§ **Description of the task**
Output all lines exactly, with nothing added or dropped.

§ **Part of a data file**
=====
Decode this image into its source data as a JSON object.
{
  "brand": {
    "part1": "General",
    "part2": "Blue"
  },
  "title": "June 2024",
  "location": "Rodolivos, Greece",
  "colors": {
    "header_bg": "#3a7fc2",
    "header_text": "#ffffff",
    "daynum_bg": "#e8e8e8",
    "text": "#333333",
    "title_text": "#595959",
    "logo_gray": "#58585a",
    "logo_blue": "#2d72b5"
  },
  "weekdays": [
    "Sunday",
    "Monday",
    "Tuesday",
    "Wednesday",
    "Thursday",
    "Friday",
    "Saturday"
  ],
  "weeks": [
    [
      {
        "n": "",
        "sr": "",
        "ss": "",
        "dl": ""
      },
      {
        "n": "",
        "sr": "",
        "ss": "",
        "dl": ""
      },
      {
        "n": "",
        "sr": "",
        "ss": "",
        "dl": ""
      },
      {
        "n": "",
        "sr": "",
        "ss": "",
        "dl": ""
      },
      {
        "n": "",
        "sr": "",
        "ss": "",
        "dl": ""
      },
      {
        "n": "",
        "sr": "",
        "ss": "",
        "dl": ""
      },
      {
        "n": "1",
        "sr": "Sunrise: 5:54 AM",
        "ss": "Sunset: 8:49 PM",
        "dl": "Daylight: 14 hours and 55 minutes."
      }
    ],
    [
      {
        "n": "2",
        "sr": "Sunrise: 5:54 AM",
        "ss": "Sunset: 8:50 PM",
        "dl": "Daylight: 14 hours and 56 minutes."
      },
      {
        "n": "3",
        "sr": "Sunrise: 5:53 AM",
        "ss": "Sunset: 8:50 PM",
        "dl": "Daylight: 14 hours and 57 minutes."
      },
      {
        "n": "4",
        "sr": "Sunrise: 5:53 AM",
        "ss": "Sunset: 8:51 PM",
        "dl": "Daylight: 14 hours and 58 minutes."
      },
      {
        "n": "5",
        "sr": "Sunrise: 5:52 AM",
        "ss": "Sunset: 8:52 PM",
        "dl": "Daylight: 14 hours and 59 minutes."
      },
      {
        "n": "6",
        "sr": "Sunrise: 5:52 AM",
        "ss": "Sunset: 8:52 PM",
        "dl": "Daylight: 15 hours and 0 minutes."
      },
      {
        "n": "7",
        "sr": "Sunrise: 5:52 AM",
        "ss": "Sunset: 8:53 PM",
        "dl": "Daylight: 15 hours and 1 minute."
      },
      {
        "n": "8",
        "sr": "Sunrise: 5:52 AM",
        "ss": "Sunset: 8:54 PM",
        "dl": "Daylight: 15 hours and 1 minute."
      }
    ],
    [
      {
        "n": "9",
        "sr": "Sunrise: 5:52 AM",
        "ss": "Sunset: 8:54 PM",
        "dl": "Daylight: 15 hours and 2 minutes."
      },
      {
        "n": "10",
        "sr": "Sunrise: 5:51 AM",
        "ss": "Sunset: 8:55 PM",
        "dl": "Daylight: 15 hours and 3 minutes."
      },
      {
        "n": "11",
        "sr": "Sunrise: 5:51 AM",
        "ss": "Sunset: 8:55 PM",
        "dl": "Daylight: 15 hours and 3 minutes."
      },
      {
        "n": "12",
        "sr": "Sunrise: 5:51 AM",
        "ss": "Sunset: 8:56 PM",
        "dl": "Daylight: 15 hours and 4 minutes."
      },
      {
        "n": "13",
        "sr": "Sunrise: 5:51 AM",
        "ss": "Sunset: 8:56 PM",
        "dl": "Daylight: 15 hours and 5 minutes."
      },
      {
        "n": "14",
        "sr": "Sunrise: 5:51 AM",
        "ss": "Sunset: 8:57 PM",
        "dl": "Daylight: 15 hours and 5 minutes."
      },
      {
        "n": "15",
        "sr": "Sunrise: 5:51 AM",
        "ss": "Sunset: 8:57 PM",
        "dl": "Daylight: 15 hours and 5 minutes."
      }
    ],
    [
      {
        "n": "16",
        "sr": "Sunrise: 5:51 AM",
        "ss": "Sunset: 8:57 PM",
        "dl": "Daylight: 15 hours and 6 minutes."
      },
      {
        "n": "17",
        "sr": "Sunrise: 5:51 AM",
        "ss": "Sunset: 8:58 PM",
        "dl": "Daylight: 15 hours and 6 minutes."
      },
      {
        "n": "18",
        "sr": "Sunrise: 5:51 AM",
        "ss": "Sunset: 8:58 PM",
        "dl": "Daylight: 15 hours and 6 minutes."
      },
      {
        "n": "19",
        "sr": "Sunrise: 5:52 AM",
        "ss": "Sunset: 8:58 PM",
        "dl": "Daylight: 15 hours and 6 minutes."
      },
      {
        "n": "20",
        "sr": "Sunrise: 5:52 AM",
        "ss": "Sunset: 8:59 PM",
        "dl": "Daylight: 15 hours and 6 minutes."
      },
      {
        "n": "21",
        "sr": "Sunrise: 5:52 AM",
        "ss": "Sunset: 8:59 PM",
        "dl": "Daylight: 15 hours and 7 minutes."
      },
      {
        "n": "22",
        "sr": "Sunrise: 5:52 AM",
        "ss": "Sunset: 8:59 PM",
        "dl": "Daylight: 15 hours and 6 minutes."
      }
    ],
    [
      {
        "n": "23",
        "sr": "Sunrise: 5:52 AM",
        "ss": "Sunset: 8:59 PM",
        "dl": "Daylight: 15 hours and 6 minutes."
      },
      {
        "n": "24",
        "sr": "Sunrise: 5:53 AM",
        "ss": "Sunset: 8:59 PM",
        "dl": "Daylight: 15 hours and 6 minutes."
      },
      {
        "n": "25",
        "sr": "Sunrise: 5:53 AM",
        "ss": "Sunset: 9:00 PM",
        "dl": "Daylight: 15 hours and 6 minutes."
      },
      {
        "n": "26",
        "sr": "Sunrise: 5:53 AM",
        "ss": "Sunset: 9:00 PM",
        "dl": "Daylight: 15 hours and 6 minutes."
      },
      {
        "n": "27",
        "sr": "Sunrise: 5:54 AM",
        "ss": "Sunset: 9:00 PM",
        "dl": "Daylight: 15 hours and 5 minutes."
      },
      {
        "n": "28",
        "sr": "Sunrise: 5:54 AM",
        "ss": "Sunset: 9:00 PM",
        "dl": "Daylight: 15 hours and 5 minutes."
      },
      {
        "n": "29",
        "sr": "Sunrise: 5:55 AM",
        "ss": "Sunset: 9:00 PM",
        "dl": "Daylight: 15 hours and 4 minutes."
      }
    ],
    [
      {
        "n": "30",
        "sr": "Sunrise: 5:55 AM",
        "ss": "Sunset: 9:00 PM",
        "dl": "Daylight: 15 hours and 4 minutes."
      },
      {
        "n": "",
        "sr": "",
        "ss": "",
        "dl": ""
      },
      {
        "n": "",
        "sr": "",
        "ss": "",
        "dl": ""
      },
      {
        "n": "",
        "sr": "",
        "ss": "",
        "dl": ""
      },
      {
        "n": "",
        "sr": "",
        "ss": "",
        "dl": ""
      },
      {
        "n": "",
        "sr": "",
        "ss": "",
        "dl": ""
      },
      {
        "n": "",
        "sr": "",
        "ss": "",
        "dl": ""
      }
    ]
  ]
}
=====
§ **Completed task**
Decode this image into its source data as a JSON object.
{
  "brand": {
    "part1": "General",
    "part2": "Blue"
  },
  "title": "June 2024",
  "location": "Rodolivos, Greece",
  "colors": {
    "header_bg": "#3a7fc2",
    "header_text": "#ffffff",
    "daynum_bg": "#e8e8e8",
    "text": "#333333",
    "title_text": "#595959",
    "logo_gray": "#58585a",
    "logo_blue": "#2d72b5"
  },
  "weekdays": [
    "Sunday",
    "Monday",
    "Tuesday",
    "Wednesday",
    "Thursday",
    "Friday",
    "Saturday"
  ],
  "weeks": [
    [
      {
        "n": "",
        "sr": "",
        "ss": "",
        "dl": ""
      },
      {
        "n": "",
        "sr": "",
        "ss": "",
        "dl": ""
      },
      {
        "n": "",
        "sr": "",
        "ss": "",
        "dl": ""
      },
      {
        "n": "",
        "sr": "",
        "ss": "",
        "dl": ""
      },
      {
        "n": "",
        "sr": "",
        "ss": "",
        "dl": ""
      },
      {
        "n": "",
        "sr": "",
        "ss": "",
        "dl": ""
      },
      {
        "n": "1",
        "sr": "Sunrise: 5:54 AM",
        "ss": "Sunset: 8:49 PM",
        "dl": "Daylight: 14 hours and 55 minutes."
      }
    ],
    [
      {
        "n": "2",
        "sr": "Sunrise: 5:54 AM",
        "ss": "Sunset: 8:50 PM",
        "dl": "Daylight: 14 hours and 56 minutes."
      },
      {
        "n": "3",
        "sr": "Sunrise: 5:53 AM",
        "ss": "Sunset: 8:50 PM",
        "dl": "Daylight: 14 hours and 57 minutes."
      },
      {
        "n": "4",
        "sr": "Sunrise: 5:53 AM",
        "ss": "Sunset: 8:51 PM",
        "dl": "Daylight: 14 hours and 58 minutes."
      },
      {
        "n": "5",
        "sr": "Sunrise: 5:52 AM",
        "ss": "Sunset: 8:52 PM",
        "dl": "Daylight: 14 hours and 59 minutes."
      },
      {
        "n": "6",
        "sr": "Sunrise: 5:52 AM",
        "ss": "Sunset: 8:52 PM",
        "dl": "Daylight: 15 hours and 0 minutes."
      },
      {
        "n": "7",
        "sr": "Sunrise: 5:52 AM",
        "ss": "Sunset: 8:53 PM",
        "dl": "Daylight: 15 hours and 1 minute."
      },
      {
        "n": "8",
        "sr": "Sunrise: 5:52 AM",
        "ss": "Sunset: 8:54 PM",
        "dl": "Daylight: 15 hours and 1 minute."
      }
    ],
    [
      {
        "n": "9",
        "sr": "Sunrise: 5:52 AM",
        "ss": "Sunset: 8:54 PM",
        "dl": "Daylight: 15 hours and 2 minutes."
      },
      {
        "n": "10",
        "sr": "Sunrise: 5:51 AM",
        "ss": "Sunset: 8:55 PM",
        "dl": "Daylight: 15 hours and 3 minutes."
      },
      {
        "n": "11",
        "sr": "Sunrise: 5:51 AM",
        "ss": "Sunset: 8:55 PM",
        "dl": "Daylight: 15 hours and 3 minutes."
      },
      {
        "n": "12",
        "sr": "Sunrise: 5:51 AM",
        "ss": "Sunset: 8:56 PM",
        "dl": "Daylight: 15 hours and 4 minutes."
      },
      {
        "n": "13",
        "sr": "Sunrise: 5:51 AM",
        "ss": "Sunset: 8:56 PM",
        "dl": "Daylight: 15 hours and 5 minutes."
      },
      {
        "n": "14",
        "sr": "Sunrise: 5:51 AM",
        "ss": "Sunset: 8:57 PM",
        "dl": "Daylight: 15 hours and 5 minutes."
      },
      {
        "n": "15",
        "sr": "Sunrise: 5:51 AM",
        "ss": "Sunset: 8:57 PM",
        "dl": "Daylight: 15 hours and 5 minutes."
      }
    ],
    [
      {
        "n": "16",
        "sr": "Sunrise: 5:51 AM",
        "ss": "Sunset: 8:57 PM",
        "dl": "Daylight: 15 hours and 6 minutes."
      },
      {
        "n": "17",
        "sr": "Sunrise: 5:51 AM",
        "ss": "Sunset: 8:58 PM",
        "dl": "Daylight: 15 hours and 6 minutes."
      },
      {
        "n": "18",
        "sr": "Sunrise: 5:51 AM",
        "ss": "Sunset: 8:58 PM",
        "dl": "Daylight: 15 hours and 6 minutes."
      },
      {
        "n": "19",
        "sr": "Sunrise: 5:52 AM",
        "ss": "Sunset: 8:58 PM",
        "dl": "Daylight: 15 hours and 6 minutes."
      },
      {
        "n": "20",
        "sr": "Sunrise: 5:52 AM",
        "ss": "Sunset: 8:59 PM",
        "dl": "Daylight: 15 hours and 6 minutes."
      },
      {
        "n": "21",
        "sr": "Sunrise: 5:52 AM",
        "ss": "Sunset: 8:59 PM",
        "dl": "Daylight: 15 hours and 7 minutes."
      },
      {
        "n": "22",
        "sr": "Sunrise: 5:52 AM",
        "ss": "Sunset: 8:59 PM",
        "dl": "Daylight: 15 hours and 6 minutes."
      }
    ],
    [
      {
        "n": "23",
        "sr": "Sunrise: 5:52 AM",
        "ss": "Sunset: 8:59 PM",
        "dl": "Daylight: 15 hours and 6 minutes."
      },
      {
        "n": "24",
        "sr": "Sunrise: 5:53 AM",
        "ss": "Sunset: 8:59 PM",
        "dl": "Daylight: 15 hours and 6 minutes."
      },
      {
        "n": "25",
        "sr": "Sunrise: 5:53 AM",
        "ss": "Sunset: 9:00 PM",
        "dl": "Daylight: 15 hours and 6 minutes."
      },
      {
        "n": "26",
        "sr": "Sunrise: 5:53 AM",
        "ss": "Sunset: 9:00 PM",
        "dl": "Daylight: 15 hours and 6 minutes."
      },
      {
        "n": "27",
        "sr": "Sunrise: 5:54 AM",
        "ss": "Sunset: 9:00 PM",
        "dl": "Daylight: 15 hours and 5 minutes."
      },
      {
        "n": "28",
        "sr": "Sunrise: 5:54 AM",
        "ss": "Sunset: 9:00 PM",
        "dl": "Daylight: 15 hours and 5 minutes."
      },
      {
        "n": "29",
        "sr": "Sunrise: 5:55 AM",
        "ss": "Sunset: 9:00 PM",
        "dl": "Daylight: 15 hours and 4 minutes."
      }
    ],
    [
      {
        "n": "30",
        "sr": "Sunrise: 5:55 AM",
        "ss": "Sunset: 9:00 PM",
        "dl": "Daylight: 15 hours and 4 minutes."
      },
      {
        "n": "",
        "sr": "",
        "ss": "",
        "dl": ""
      },
      {
        "n": "",
        "sr": "",
        "ss": "",
        "dl": ""
      },
      {
        "n": "",
        "sr": "",
        "ss": "",
        "dl": ""
      },
      {
        "n": "",
        "sr": "",
        "ss": "",
        "dl": ""
      },
      {
        "n": "",
        "sr": "",
        "ss": "",
        "dl": ""
      },
      {
        "n": "",
        "sr": "",
        "ss": "",
        "dl": ""
      }
    ]
  ]
}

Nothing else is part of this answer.